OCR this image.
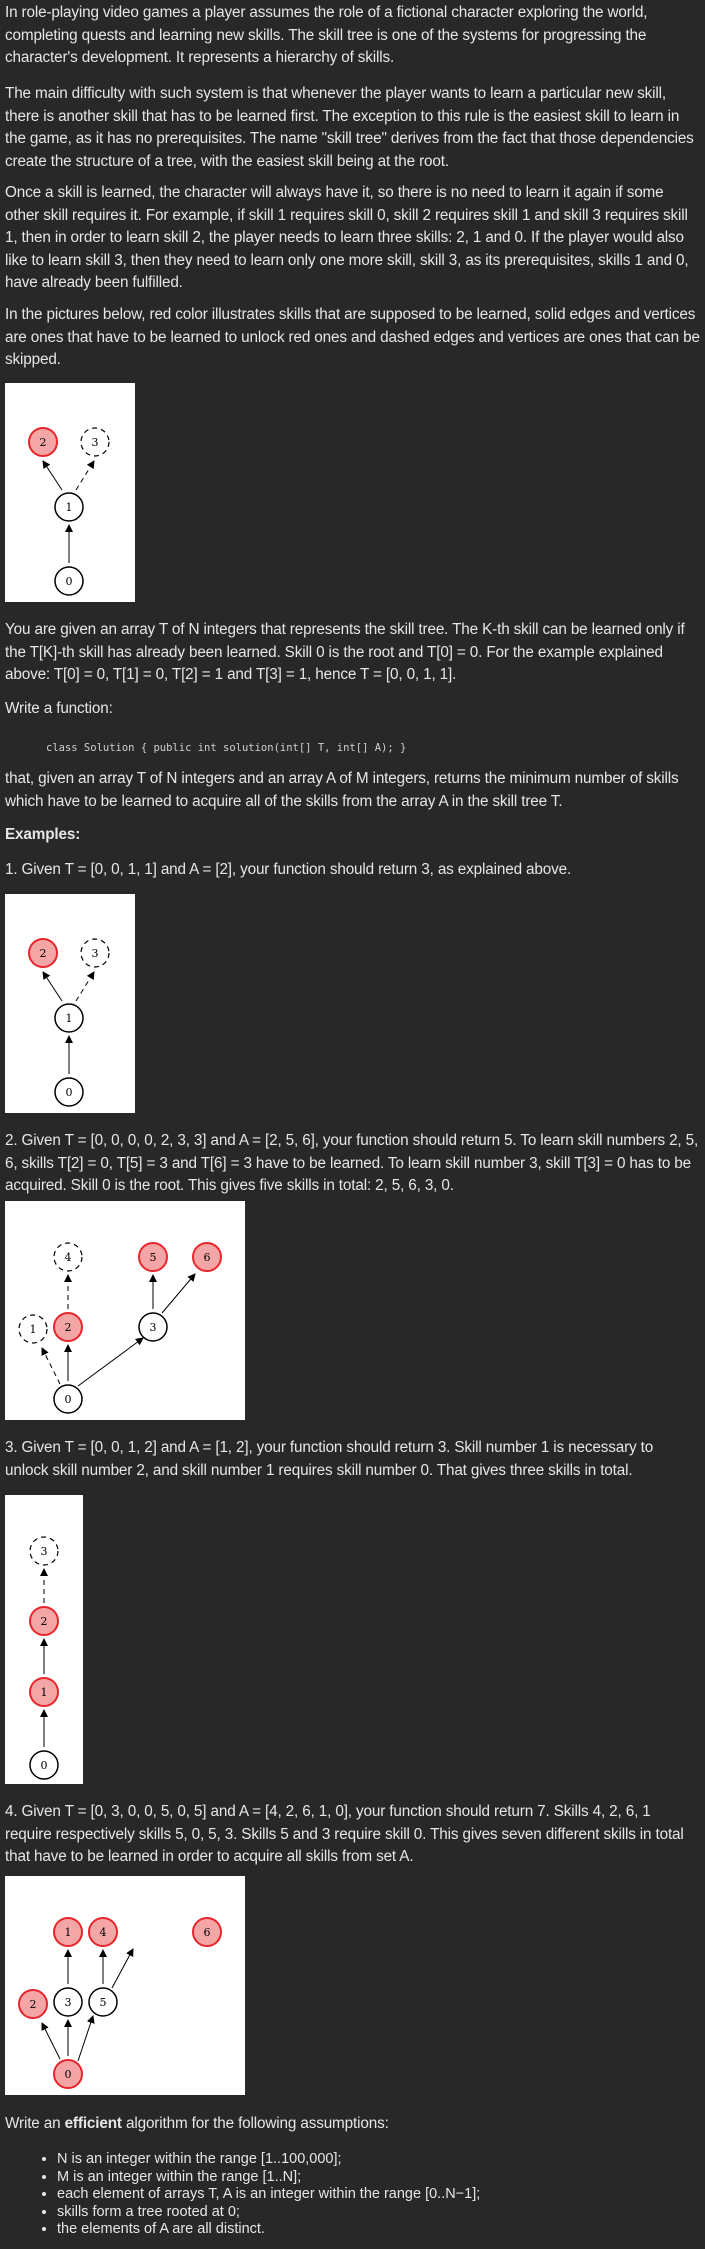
In role-playing video games a player assumes the role of a fictional character exploring the world, completing quests and learning new skills. The skill tree is one of the systems for progressing the character's development. It represents a hierarchy of skills.

The main difficulty with such system is that whenever the player wants to learn a particular new skill, there is another skill that has to be learned first. The exception to this rule is the easiest skill to learn in the game, as it has no prerequisites. The name "skill tree" derives from the fact that those dependencies create the structure of a tree, with the easiest skill being at the root.

Once a skill is learned, the character will always have it, so there is no need to learn it again if some other skill requires it. For example, if skill 1 requires skill 0, skill 2 requires skill 1 and skill 3 requires skill 1, then in order to learn skill 2, the player needs to learn three skills: 2, 1 and 0. If the player would also like to learn skill 3, then they need to learn only one more skill, skill 3, as its prerequisites, skills 1 and 0, have already been fulfilled.

In the pictures below, red color illustrates skills that are supposed to be learned, solid edges and vertices are ones that have to be learned to unlock red ones and dashed edges and vertices are ones that can be skipped.

0
1
2	3

You are given an array T of N integers that represents the skill tree. The K-th skill can be learned only if the T[K]-th skill has already been learned. Skill 0 is the root and T[0] = 0. For the example explained above: T[0] = 0, T[1] = 0, T[2] = 1 and T[3] = 1, hence T = [0, 0, 1, 1].

Write a function:

class Solution { public int solution(int[] T, int[] A); }

that, given an array T of N integers and an array A of M integers, returns the minimum number of skills which have to be learned to acquire all of the skills from the array A in the skill tree T.

Examples:

1. Given T = [0, 0, 1, 1] and A = [2], your function should return 3, as explained above.

0
1
2	3

2. Given T = [0, 0, 0, 0, 2, 3, 3] and A = [2, 5, 6], your function should return 5. To learn skill numbers 2, 5, 6, skills T[2] = 0, T[5] = 3 and T[6] = 3 have to be learned. To learn skill number 3, skill T[3] = 0 has to be acquired. Skill 0 is the root. This gives five skills in total: 2, 5, 6, 3, 0.

0
1	2	3
4	5	6

3. Given T = [0, 0, 1, 2] and A = [1, 2], your function should return 3. Skill number 1 is necessary to unlock skill number 2, and skill number 1 requires skill number 0. That gives three skills in total.

0
1
2
3

4. Given T = [0, 3, 0, 0, 5, 0, 5] and A = [4, 2, 6, 1, 0], your function should return 7. Skills 4, 2, 6, 1 require respectively skills 5, 0, 5, 3. Skills 5 and 3 require skill 0. This gives seven different skills in total that have to be learned in order to acquire all skills from set A.

0
2	3	5
1	4	6

Write an efficient algorithm for the following assumptions:

• N is an integer within the range [1..100,000];
• M is an integer within the range [1..N];
• each element of arrays T, A is an integer within the range [0..N−1];
• skills form a tree rooted at 0;
• the elements of A are all distinct.
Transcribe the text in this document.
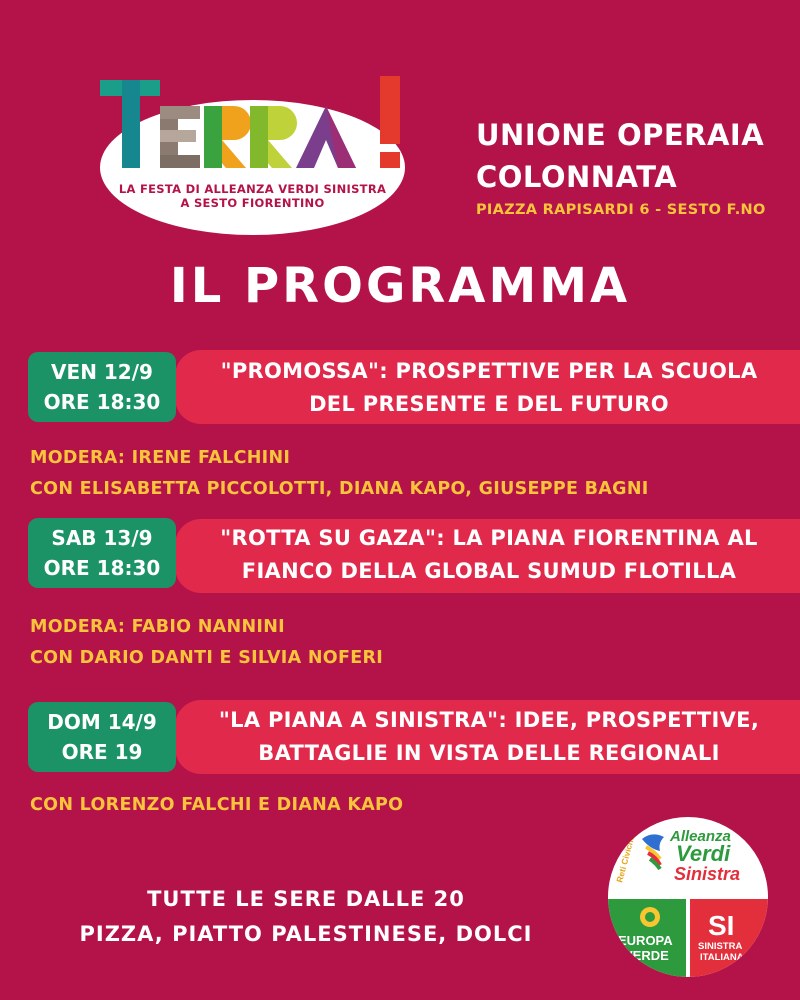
LA FESTA DI ALLEANZA VERDI SINISTRA
A SESTO FIORENTINO
UNIONE OPERAIA
COLONNATA
PIAZZA RAPISARDI 6 - SESTO F.NO
IL PROGRAMMA
VEN 12/9
ORE 18:30
"PROMOSSA": PROSPETTIVE PER LA SCUOLA
DEL PRESENTE E DEL FUTURO
MODERA: IRENE FALCHINI
CON ELISABETTA PICCOLOTTI, DIANA KAPO, GIUSEPPE BAGNI
SAB 13/9
ORE 18:30
"ROTTA SU GAZA": LA PIANA FIORENTINA AL
FIANCO DELLA GLOBAL SUMUD FLOTILLA
MODERA: FABIO NANNINI
CON DARIO DANTI E SILVIA NOFERI
DOM 14/9
ORE 19
"LA PIANA A SINISTRA": IDEE, PROSPETTIVE,
BATTAGLIE IN VISTA DELLE REGIONALI
CON LORENZO FALCHI E DIANA KAPO
TUTTE LE SERE DALLE 20
PIZZA, PIATTO PALESTINESE, DOLCI
Reti Civiche Alleanza
Verdi
Sinistra
EUROPA
VERDE
SI
SINISTRA
ITALIANA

+++

**INSTRUCTIONS FOR THE TASK**
Beginning at the line that contains "Transcribe the text in this document.", give the remaining lines of the records again exactly, through the last one. Leave out pictures.

**FINAL ANSWER**
Transcribe the text in this document.
LA FESTA DI ALLEANZA VERDI SINISTRA
A SESTO FIORENTINO
UNIONE OPERAIA
COLONNATA
PIAZZA RAPISARDI 6 - SESTO F.NO
IL PROGRAMMA
VEN 12/9
ORE 18:30
"PROMOSSA": PROSPETTIVE PER LA SCUOLA
DEL PRESENTE E DEL FUTURO
MODERA: IRENE FALCHINI
CON ELISABETTA PICCOLOTTI, DIANA KAPO, GIUSEPPE BAGNI
SAB 13/9
ORE 18:30
"ROTTA SU GAZA": LA PIANA FIORENTINA AL
FIANCO DELLA GLOBAL SUMUD FLOTILLA
MODERA: FABIO NANNINI
CON DARIO DANTI E SILVIA NOFERI
DOM 14/9
ORE 19
"LA PIANA A SINISTRA": IDEE, PROSPETTIVE,
BATTAGLIE IN VISTA DELLE REGIONALI
CON LORENZO FALCHI E DIANA KAPO
TUTTE LE SERE DALLE 20
PIZZA, PIATTO PALESTINESE, DOLCI
Reti Civiche Alleanza
Verdi
Sinistra
EUROPA
VERDE
SI
SINISTRA
ITALIANA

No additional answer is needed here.